### YOUR TASK
Narrow the data below down to the lines containing "Partial".

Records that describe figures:

==================================================

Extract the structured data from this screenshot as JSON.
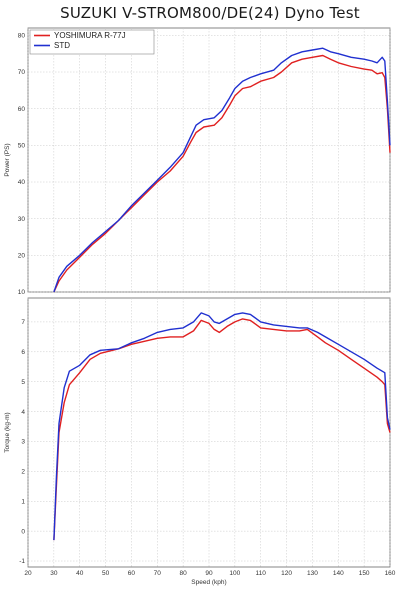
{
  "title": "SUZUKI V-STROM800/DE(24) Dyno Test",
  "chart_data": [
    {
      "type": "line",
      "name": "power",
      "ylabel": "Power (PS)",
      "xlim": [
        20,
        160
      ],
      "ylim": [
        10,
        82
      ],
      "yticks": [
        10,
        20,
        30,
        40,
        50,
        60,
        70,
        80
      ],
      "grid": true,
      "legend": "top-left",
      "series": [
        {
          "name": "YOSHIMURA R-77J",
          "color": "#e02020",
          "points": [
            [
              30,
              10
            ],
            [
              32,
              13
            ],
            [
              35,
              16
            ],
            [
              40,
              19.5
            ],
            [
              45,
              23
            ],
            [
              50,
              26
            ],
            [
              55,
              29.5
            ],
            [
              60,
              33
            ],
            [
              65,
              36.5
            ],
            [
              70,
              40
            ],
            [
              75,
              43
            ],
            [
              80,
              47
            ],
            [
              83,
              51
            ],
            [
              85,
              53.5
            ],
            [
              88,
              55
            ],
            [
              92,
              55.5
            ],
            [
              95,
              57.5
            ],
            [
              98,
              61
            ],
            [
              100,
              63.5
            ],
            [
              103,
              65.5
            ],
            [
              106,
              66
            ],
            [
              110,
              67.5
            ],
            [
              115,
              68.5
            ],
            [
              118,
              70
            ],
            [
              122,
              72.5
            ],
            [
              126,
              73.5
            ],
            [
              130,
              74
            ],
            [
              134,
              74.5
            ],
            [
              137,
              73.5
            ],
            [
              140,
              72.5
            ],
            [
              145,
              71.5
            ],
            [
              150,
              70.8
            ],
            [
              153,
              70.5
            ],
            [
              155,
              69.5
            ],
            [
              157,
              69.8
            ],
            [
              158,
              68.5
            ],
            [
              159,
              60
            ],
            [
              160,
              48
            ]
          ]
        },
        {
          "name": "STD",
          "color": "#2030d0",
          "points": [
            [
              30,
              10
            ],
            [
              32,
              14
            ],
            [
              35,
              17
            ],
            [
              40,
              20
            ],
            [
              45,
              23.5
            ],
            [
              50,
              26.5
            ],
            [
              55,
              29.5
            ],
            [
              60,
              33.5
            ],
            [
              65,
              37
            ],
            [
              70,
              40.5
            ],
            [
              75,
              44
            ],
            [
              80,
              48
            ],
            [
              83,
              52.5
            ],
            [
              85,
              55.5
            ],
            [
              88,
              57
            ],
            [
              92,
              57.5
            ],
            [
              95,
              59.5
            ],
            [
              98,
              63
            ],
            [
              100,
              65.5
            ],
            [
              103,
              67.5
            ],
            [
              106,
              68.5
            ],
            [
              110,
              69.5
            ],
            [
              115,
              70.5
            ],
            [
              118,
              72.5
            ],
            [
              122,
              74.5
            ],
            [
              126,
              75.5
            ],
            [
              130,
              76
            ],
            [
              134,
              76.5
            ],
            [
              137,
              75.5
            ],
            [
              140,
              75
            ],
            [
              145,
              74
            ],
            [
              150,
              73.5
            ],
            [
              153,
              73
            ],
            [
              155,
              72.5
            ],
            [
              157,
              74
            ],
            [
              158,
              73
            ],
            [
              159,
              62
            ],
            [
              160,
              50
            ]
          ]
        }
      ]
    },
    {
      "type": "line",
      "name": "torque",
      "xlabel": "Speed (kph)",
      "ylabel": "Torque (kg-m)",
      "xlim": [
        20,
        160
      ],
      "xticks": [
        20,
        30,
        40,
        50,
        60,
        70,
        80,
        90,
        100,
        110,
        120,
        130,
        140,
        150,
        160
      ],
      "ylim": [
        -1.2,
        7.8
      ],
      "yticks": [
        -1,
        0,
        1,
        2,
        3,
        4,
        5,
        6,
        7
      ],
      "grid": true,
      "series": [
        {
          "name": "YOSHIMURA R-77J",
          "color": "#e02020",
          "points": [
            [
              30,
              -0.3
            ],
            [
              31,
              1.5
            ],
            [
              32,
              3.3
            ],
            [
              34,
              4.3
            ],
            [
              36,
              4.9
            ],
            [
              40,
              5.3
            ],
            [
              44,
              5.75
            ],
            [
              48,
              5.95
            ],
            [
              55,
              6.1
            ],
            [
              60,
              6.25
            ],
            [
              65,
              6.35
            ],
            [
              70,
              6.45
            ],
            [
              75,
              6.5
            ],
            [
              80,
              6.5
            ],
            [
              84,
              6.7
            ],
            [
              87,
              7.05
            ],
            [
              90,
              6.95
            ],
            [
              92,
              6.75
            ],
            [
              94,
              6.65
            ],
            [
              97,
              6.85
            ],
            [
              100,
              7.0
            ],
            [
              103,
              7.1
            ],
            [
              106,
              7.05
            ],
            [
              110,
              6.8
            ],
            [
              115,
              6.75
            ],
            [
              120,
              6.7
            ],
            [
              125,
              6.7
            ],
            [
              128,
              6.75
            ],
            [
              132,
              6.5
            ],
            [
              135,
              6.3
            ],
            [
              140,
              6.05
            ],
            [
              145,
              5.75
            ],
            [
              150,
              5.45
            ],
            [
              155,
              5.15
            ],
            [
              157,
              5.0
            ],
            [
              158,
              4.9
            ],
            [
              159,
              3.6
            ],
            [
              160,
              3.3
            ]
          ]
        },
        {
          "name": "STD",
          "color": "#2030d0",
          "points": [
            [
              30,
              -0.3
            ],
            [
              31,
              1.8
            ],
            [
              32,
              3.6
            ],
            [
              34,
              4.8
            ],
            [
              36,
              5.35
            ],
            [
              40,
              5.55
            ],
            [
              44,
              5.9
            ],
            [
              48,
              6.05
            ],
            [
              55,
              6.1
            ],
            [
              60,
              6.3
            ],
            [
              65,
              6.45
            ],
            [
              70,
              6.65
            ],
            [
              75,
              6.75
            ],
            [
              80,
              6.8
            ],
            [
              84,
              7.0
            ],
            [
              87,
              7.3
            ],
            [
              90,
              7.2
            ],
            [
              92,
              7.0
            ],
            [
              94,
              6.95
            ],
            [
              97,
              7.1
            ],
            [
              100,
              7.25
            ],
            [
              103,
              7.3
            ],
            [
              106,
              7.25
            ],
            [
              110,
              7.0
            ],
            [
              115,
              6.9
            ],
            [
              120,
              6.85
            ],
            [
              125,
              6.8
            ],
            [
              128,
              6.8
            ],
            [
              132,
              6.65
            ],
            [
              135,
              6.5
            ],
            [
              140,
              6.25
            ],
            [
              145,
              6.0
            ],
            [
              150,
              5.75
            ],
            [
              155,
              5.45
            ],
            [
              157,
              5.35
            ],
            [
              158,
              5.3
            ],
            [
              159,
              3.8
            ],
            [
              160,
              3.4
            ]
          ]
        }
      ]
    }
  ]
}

==================================================

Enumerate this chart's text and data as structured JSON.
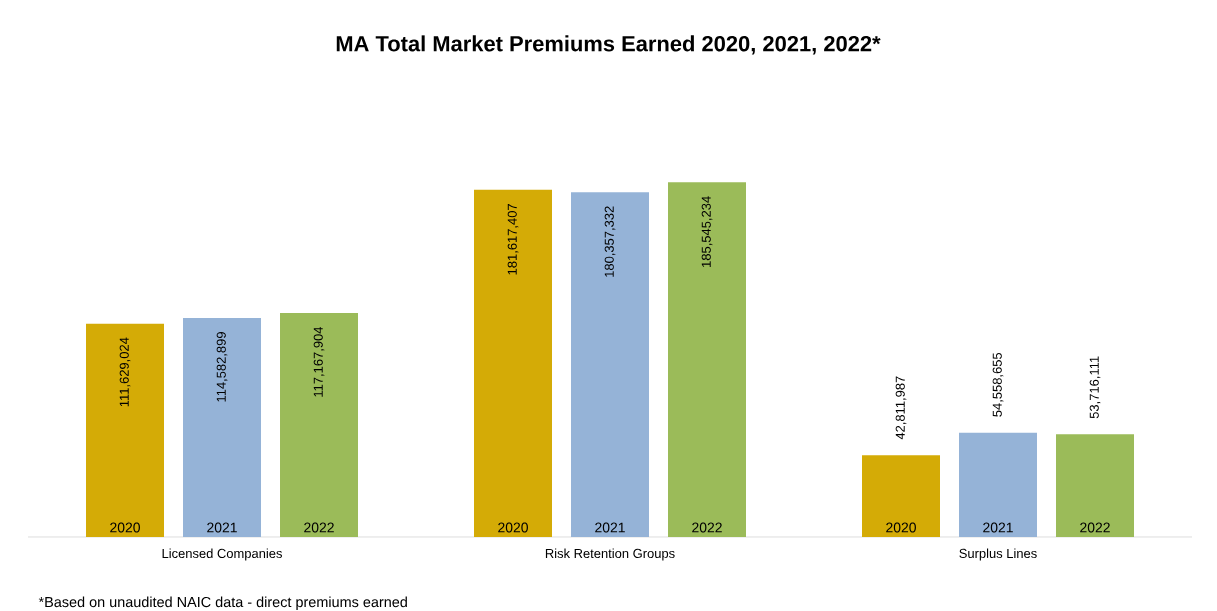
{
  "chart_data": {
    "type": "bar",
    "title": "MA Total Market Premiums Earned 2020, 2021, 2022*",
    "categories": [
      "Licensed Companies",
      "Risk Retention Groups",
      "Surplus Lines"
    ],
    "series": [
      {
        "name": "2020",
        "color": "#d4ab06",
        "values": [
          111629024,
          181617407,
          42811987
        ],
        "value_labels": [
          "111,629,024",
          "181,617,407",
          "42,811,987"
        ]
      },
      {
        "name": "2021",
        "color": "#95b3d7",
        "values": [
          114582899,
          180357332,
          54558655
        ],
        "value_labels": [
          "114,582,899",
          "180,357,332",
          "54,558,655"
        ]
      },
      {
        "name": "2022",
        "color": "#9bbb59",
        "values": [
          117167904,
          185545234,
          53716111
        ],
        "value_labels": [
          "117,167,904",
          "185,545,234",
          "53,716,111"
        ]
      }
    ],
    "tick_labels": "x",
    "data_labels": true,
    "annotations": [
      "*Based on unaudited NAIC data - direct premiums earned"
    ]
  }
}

==================================================

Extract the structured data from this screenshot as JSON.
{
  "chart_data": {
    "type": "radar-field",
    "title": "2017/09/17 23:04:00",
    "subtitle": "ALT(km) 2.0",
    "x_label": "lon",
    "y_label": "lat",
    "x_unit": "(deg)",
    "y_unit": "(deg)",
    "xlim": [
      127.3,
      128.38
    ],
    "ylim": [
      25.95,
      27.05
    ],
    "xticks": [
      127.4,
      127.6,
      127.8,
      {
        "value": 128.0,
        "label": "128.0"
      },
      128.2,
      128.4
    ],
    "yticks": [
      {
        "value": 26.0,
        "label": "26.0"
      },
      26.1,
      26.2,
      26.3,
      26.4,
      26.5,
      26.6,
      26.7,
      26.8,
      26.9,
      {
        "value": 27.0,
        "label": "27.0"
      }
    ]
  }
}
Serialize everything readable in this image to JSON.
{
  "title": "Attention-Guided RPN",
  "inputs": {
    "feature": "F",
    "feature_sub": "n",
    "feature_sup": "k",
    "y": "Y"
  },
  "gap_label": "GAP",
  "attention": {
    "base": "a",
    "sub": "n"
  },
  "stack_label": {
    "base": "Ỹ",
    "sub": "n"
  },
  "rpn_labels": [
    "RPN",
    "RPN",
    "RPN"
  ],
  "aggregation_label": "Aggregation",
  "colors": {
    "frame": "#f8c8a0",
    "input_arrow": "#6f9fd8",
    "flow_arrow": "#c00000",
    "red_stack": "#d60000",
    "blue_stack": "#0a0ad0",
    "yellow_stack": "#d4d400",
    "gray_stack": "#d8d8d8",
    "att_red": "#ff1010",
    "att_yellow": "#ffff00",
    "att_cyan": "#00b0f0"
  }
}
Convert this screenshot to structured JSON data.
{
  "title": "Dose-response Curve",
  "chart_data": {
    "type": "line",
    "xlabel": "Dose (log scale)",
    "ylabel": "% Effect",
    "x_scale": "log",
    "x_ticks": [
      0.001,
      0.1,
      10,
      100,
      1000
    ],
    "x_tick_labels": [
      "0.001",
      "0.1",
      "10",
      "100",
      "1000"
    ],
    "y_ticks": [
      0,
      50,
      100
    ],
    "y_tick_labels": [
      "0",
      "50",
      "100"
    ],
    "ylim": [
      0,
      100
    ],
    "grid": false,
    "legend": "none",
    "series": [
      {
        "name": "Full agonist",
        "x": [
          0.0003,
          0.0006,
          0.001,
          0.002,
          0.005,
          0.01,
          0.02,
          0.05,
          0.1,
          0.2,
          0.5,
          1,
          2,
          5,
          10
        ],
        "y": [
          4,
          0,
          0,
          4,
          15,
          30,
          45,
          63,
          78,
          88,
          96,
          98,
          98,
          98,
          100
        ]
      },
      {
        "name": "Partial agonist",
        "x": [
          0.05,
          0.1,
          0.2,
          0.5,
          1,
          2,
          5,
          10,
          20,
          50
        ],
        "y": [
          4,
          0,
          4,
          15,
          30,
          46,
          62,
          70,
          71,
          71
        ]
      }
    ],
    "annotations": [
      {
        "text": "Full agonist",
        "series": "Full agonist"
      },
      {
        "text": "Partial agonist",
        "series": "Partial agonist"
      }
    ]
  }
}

==================================================

### OUTPUT FOR THIS EXERCISE
        "name": "Partial agonist",
        "text": "Partial agonist",
        "series": "Partial agonist"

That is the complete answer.